Problem requirements:
Restate the entire listing word for word.

Dataset entries:
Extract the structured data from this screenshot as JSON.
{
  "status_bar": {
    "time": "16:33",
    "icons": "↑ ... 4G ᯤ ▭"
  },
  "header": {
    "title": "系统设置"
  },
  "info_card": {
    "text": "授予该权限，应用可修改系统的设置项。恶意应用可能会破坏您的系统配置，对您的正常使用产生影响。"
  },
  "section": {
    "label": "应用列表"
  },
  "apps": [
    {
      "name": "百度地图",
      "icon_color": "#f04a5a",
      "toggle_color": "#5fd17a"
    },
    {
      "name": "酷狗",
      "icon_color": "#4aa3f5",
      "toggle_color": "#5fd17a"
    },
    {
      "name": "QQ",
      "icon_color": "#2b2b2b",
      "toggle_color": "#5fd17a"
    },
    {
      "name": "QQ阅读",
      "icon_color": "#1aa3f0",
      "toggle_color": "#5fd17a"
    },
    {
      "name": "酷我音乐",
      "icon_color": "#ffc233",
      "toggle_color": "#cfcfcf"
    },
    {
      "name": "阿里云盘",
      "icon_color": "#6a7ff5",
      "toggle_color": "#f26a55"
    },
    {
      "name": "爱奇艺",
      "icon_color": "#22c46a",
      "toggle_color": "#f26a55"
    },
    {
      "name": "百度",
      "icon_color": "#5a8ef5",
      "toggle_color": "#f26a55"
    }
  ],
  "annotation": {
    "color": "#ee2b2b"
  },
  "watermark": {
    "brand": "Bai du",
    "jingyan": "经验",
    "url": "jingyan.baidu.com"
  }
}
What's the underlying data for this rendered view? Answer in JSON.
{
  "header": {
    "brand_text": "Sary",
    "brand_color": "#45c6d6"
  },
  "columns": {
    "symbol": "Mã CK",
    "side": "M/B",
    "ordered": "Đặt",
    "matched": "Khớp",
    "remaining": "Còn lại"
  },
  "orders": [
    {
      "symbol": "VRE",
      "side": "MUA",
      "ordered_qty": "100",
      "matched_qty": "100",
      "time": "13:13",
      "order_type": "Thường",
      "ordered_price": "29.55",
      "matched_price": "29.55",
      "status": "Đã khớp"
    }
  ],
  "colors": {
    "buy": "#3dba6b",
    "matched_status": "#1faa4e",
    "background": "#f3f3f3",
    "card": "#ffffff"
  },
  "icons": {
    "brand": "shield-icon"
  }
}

Answer:
Extract the structured data from this screenshot as JSON.
{
  "status_bar": {
    "time": "16:33",
    "icons": "↑ ... 4G ᯤ ▭"
  },
  "header": {
    "title": "系统设置"
  },
  "info_card": {
    "text": "授予该权限，应用可修改系统的设置项。恶意应用可能会破坏您的系统配置，对您的正常使用产生影响。"
  },
  "section": {
    "label": "应用列表"
  },
  "apps": [
    {
      "name": "百度地图",
      "icon_color": "#f04a5a",
      "toggle_color": "#5fd17a"
    },
    {
      "name": "酷狗",
      "icon_color": "#4aa3f5",
      "toggle_color": "#5fd17a"
    },
    {
      "name": "QQ",
      "icon_color": "#2b2b2b",
      "toggle_color": "#5fd17a"
    },
    {
      "name": "QQ阅读",
      "icon_color": "#1aa3f0",
      "toggle_color": "#5fd17a"
    },
    {
      "name": "酷我音乐",
      "icon_color": "#ffc233",
      "toggle_color": "#cfcfcf"
    },
    {
      "name": "阿里云盘",
      "icon_color": "#6a7ff5",
      "toggle_color": "#f26a55"
    },
    {
      "name": "爱奇艺",
      "icon_color": "#22c46a",
      "toggle_color": "#f26a55"
    },
    {
      "name": "百度",
      "icon_color": "#5a8ef5",
      "toggle_color": "#f26a55"
    }
  ],
  "annotation": {
    "color": "#ee2b2b"
  },
  "watermark": {
    "brand": "Bai du",
    "jingyan": "经验",
    "url": "jingyan.baidu.com"
  }
}
What's the underlying data for this rendered view? Answer in JSON.
{
  "header": {
    "brand_text": "Sary",
    "brand_color": "#45c6d6"
  },
  "columns": {
    "symbol": "Mã CK",
    "side": "M/B",
    "ordered": "Đặt",
    "matched": "Khớp",
    "remaining": "Còn lại"
  },
  "orders": [
    {
      "symbol": "VRE",
      "side": "MUA",
      "ordered_qty": "100",
      "matched_qty": "100",
      "time": "13:13",
      "order_type": "Thường",
      "ordered_price": "29.55",
      "matched_price": "29.55",
      "status": "Đã khớp"
    }
  ],
  "colors": {
    "buy": "#3dba6b",
    "matched_status": "#1faa4e",
    "background": "#f3f3f3",
    "card": "#ffffff"
  },
  "icons": {
    "brand": "shield-icon"
  }
}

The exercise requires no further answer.